Feinfühlig, sehr eindringlich und stets äußerst sprachgewaltig erzählt Ben Lerner in seinem Roman die Geschichte einer Intellektuellen-Familie aus Topeka, einer Stadt in Kansas im Mittleren Westen, um die Jahrtausendwende und ihrem recht labilen Zusammenhalt. Die Handlung wird uns nicht-chronologisch in einem abwechslungsreichen, multiperspektivischen Erzählstil präsentiert. So wird Adams Erzählstrang aus der dritten Person erzählt, während wir die Handlung aus der Sicht von Adams Therapeuten-Eltern jeweils in der Ich-Perspektive erleben, die uns Leser zudem oftmals direkt ansprechen – der erfolgreichen feministischen Autorin Jane, die den Missbrauch durch ihren Vater aufzuarbeiten versucht und Adams einfühlsamen Vater Jonathan, der seine Ehe mit einer Affäre verrät. Eingeschoben ist zudem eine weitere als kursiv gedruckte, Transkript-ähnliche Sicht, die sich in verschiedenen Episoden der traurigen Geschichte von Adams Schulkameraden Darren widmet, einem Patienten von Adams Vater und von seinen Mitschülern gemobbten Außenseiter mit kognitiven Defiziten. Der permanente Wechsel zwischen den Perspektiven, eingestreute Andeutungen und implizierte Vorahnungen erzeugen beim Leser ein ungutes Gefühl und steigern die Spannung ungemein. Aus den vielen erzählten Episoden ergibt sich schließlich ein interessantes, aufwühlender und nachdenklich stimmendes Gesamtbild.
Lerner lässt uns im Laufe der oftmals mäandrierenden Handlung an familiären Dramen, Missverständnissen, Konflikten, inneren Kämpfen, fehlender Kommunikation und Versöhnungsversuchen teilhaben. Hervorragend sind Lerner seine unterschiedlichen Charaktere gelungen, die sehr vielschichtig, lebendig und mit nuancierten Persönlichkeiten ausgearbeitet sind. Mit außerordentlich gutem, psychologischem Feingespür enthüllt er menschliche Sehnsüchte, Wunschdenken, folgenschwere Fehlurteile und allzu menschliche Irrtümer und zeigt uns letztlich die Komplexität des Lebens auf.

Daten zur Layoutanalyse von Dokumenten
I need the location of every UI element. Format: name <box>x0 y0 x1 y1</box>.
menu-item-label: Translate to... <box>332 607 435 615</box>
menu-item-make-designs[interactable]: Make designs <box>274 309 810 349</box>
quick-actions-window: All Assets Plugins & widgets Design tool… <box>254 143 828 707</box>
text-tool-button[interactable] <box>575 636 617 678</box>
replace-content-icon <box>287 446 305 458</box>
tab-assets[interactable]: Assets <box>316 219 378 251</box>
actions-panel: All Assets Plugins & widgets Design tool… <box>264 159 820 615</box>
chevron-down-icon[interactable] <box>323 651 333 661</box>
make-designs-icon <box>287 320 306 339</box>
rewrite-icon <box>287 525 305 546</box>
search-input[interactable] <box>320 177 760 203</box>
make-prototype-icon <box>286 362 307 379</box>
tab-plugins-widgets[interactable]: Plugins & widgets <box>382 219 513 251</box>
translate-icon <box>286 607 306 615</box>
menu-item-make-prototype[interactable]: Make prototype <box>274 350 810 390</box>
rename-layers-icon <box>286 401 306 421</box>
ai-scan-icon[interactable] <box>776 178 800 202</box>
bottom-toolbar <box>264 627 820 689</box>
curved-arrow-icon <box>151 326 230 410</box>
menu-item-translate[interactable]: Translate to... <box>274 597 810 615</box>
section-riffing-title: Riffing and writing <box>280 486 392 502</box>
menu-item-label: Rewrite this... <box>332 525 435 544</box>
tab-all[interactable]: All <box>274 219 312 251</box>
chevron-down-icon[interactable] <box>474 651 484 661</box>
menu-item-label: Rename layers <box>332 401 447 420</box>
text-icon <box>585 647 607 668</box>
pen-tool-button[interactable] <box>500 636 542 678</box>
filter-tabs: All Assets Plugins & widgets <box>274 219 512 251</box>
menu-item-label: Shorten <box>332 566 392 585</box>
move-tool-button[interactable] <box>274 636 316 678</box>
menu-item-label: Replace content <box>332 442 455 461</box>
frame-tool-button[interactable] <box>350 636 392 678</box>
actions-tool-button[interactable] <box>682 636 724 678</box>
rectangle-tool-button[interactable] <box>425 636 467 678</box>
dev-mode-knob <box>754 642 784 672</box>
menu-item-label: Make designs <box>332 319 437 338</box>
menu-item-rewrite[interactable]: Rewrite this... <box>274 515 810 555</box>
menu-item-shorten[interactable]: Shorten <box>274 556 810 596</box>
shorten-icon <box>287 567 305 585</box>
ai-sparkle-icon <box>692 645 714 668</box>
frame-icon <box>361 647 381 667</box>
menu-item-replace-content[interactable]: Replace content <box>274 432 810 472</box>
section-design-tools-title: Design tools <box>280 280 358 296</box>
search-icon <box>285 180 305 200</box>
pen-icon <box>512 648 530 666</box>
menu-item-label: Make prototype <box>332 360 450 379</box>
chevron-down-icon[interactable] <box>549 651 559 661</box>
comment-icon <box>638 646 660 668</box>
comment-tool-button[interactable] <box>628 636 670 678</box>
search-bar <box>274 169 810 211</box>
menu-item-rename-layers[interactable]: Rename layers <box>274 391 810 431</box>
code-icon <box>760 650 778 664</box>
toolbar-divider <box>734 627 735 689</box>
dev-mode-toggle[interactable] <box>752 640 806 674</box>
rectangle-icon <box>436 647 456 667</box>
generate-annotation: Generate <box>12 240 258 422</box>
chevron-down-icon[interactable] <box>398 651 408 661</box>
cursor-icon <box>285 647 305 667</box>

• ARBEITSAUFTRAG 1
Aus welcher Perspektive wird laut der Rezension zu Ben Lerners Roman der Erzählstrang von Adam erzählt?
• ARBEITSAUFTRAG 2
Führe die Rezension zu Ben Lerners Roman im Anschluss an ihren letzten Satz weiter.

• ANTWORT 1
Aus der dritten Person.

• ANTWORT 2
Doch wirft er in seinem Roman auch einen hochinteressanten, äußerst scharfsichtigen und kritischen Blick auf die US-amerikanische Gesellschaft.
Die unglaubliche Vielzahl der im Laufe der Handlung angeschnittenen Themen ist nahezu erschlagend und regt sehr zum Nachdenken an, ist aber mit oftmals sehr US-amerikanischen Bezügen und Anspielungen nicht immer verständlich. Die Bandbreite reicht von genial orchestriert bis hin zu ausufernd nebulös und so habe ich mir in einigen Fällen gewünscht, dass er seine tiefgründigen Einlassungen mehr auf den Punkt hätte bringen können.
Geschickt beleuchtet er komplexe Themenfelder vom Feminismus über fundamentalistische, homophobe religiöse Eiferer wie die Phelps bis hin zu fragwürdigen Männlichkeitsritualen, toxischer Maskulinität, weißem Elitebewusstsein oder den Wurzeln der Wut des sich abgehängt fühlenden weißen Manns. In den Mittelpunkt rückt Lerner aber immer wieder die Auseinandersetzung mit der Macht der Sprache, ihrer Umfunktionierung und der Problematik zunehmender manipulativer „Phrasendrescherei“ und Verwendung leerer Worthülsen in Politik und Gesellschaft.
FAZIT
Ein vielschichtiger und beeindruckender Roman, der allerdings nicht leicht zu lesen ist. Sprachgewaltig und anspruchsvoll geschrieben, verwirrend, nachdenklich stimmend und aufwühlend!